> [DATA ENTRIES]:
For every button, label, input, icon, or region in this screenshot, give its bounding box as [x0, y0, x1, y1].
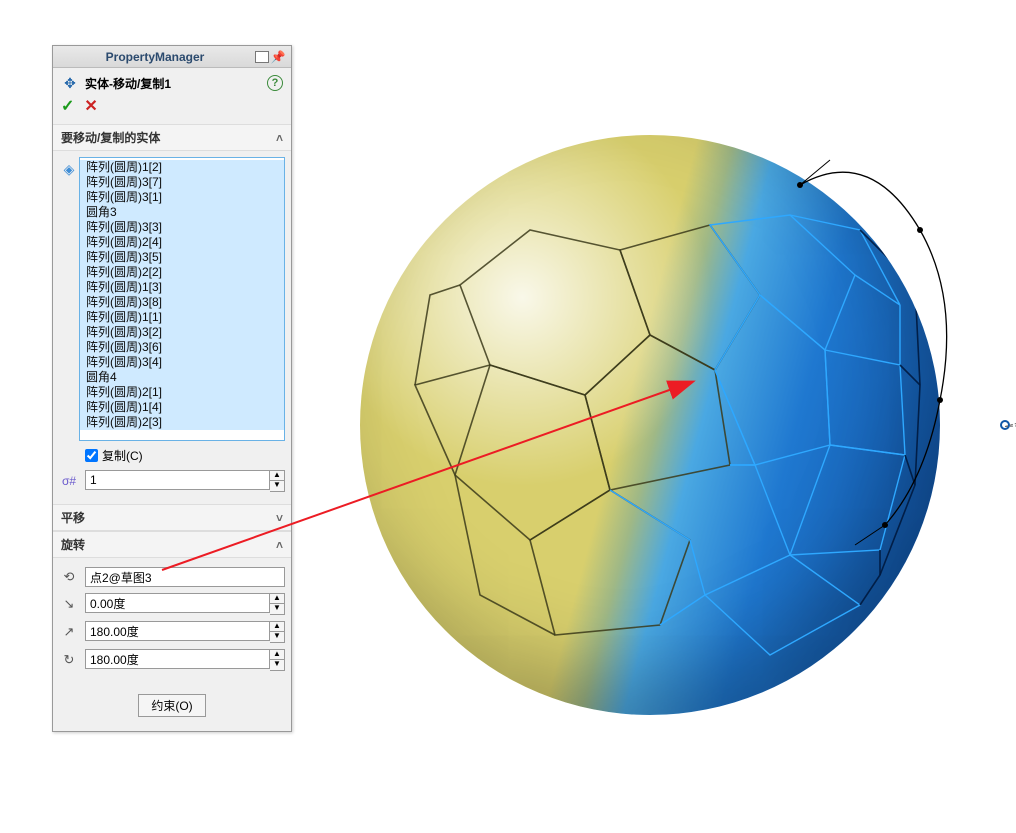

--

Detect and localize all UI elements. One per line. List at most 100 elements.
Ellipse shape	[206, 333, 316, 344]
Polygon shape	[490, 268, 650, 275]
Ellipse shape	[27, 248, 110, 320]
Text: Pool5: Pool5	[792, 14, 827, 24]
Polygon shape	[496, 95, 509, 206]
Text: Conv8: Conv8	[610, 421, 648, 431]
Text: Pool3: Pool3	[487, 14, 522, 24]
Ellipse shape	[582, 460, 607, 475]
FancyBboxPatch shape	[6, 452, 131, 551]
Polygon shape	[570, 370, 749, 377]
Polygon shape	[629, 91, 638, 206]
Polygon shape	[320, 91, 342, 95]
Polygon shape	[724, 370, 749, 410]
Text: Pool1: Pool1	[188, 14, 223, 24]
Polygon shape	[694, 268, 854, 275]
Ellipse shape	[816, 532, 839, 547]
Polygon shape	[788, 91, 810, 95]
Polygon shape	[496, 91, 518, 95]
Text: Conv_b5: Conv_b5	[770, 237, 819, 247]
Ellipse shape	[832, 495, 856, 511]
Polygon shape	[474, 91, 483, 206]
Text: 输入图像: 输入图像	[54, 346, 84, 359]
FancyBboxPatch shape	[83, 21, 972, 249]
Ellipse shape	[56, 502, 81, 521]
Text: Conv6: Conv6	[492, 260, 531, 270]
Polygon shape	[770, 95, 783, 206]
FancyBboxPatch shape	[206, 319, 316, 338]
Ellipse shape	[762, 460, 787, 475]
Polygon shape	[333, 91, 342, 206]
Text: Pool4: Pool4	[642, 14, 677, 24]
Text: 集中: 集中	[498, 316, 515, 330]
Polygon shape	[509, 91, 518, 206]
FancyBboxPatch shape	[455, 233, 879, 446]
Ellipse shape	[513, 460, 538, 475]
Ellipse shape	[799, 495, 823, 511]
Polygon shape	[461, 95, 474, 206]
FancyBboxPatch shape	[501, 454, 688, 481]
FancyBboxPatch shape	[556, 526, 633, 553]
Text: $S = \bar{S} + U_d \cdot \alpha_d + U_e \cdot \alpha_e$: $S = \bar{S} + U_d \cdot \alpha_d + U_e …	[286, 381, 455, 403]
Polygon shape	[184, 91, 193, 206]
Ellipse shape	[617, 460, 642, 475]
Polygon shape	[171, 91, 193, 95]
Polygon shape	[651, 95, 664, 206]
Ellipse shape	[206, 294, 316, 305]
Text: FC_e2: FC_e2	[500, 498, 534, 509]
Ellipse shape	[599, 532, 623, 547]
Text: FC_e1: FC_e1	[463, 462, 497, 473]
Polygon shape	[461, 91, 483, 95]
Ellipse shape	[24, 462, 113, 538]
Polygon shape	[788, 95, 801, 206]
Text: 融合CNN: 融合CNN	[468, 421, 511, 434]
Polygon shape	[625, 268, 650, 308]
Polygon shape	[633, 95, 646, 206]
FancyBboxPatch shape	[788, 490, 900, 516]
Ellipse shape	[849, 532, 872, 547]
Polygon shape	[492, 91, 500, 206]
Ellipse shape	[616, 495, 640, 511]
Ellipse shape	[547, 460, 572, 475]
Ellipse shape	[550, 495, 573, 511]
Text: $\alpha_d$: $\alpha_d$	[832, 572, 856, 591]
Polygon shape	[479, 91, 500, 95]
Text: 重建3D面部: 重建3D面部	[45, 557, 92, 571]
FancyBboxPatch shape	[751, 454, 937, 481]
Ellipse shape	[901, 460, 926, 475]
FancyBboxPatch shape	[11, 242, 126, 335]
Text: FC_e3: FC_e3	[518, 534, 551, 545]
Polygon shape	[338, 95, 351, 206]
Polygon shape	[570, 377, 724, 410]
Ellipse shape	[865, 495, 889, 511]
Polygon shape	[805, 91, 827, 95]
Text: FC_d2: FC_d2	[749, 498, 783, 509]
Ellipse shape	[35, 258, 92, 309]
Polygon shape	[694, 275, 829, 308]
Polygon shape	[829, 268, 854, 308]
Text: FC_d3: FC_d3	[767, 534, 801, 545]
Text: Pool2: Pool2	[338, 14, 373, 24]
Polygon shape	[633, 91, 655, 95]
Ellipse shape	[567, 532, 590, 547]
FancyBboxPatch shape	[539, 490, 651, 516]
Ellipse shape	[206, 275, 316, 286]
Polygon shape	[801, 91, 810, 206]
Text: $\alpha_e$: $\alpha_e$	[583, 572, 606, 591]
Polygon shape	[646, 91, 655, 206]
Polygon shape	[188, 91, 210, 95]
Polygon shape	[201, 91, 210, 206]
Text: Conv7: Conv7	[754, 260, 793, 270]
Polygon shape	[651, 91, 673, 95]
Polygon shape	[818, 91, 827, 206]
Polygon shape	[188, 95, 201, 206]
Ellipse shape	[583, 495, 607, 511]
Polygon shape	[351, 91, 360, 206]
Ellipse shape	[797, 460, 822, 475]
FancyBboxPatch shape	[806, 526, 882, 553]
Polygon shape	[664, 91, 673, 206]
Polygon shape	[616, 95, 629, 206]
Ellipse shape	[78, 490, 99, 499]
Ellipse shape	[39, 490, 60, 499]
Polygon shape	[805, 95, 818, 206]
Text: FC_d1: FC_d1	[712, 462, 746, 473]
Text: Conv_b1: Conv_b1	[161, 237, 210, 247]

> [TASK BRIEF]: In the records, rewrite the stretch from the line containing "Detect and localize" through the line containing "21, 972, 249]", changing every "Ellipse" to "Oval" and leaving everything else unchanged.

> [IN RESPONSE]:
Detect and localize all UI elements. One per line. List at most 100 elements.
Oval shape	[206, 333, 316, 344]
Polygon shape	[490, 268, 650, 275]
Oval shape	[27, 248, 110, 320]
Text: Pool5: Pool5	[792, 14, 827, 24]
Polygon shape	[496, 95, 509, 206]
Text: Conv8: Conv8	[610, 421, 648, 431]
Text: Pool3: Pool3	[487, 14, 522, 24]
Oval shape	[582, 460, 607, 475]
FancyBboxPatch shape	[6, 452, 131, 551]
Polygon shape	[570, 370, 749, 377]
Polygon shape	[629, 91, 638, 206]
Polygon shape	[320, 91, 342, 95]
Polygon shape	[724, 370, 749, 410]
Text: Pool1: Pool1	[188, 14, 223, 24]
Polygon shape	[694, 268, 854, 275]
Oval shape	[816, 532, 839, 547]
Polygon shape	[788, 91, 810, 95]
Polygon shape	[496, 91, 518, 95]
Text: Conv_b5: Conv_b5	[770, 237, 819, 247]
Oval shape	[832, 495, 856, 511]
Polygon shape	[474, 91, 483, 206]
Text: 输入图像: 输入图像	[54, 346, 84, 359]
FancyBboxPatch shape	[83, 21, 972, 249]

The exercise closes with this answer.